→ What to work on
Reproduce the records verbatim, from their first line through the line containing "street-ground-lines: [38, 176, 742, 355]", both of those lines included.

→ Stored rows
** START **

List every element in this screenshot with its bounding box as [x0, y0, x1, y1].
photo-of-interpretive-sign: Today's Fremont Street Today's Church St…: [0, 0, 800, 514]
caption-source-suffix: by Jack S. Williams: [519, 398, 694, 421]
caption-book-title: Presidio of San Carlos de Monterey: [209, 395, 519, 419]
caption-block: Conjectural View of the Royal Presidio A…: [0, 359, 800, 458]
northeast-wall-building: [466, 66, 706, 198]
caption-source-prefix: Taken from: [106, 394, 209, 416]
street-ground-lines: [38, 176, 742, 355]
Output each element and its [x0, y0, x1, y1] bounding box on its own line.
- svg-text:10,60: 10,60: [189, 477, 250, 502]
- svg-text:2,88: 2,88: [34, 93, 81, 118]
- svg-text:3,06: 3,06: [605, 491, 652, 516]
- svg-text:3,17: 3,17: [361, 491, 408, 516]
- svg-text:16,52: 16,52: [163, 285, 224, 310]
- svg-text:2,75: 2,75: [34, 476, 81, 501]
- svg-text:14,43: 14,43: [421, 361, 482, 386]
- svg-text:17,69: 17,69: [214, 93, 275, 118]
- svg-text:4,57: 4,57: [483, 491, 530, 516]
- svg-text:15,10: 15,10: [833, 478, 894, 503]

** END **

→ Exercise result
List every element in this screenshot with its bounding box as [x0, y0, x1, y1].
photo-of-interpretive-sign: Today's Fremont Street Today's Church St…: [0, 0, 800, 514]
caption-source-suffix: by Jack S. Williams: [519, 398, 694, 421]
caption-book-title: Presidio of San Carlos de Monterey: [209, 395, 519, 419]
caption-block: Conjectural View of the Royal Presidio A…: [0, 359, 800, 458]
northeast-wall-building: [466, 66, 706, 198]
caption-source-prefix: Taken from: [106, 394, 209, 416]
street-ground-lines: [38, 176, 742, 355]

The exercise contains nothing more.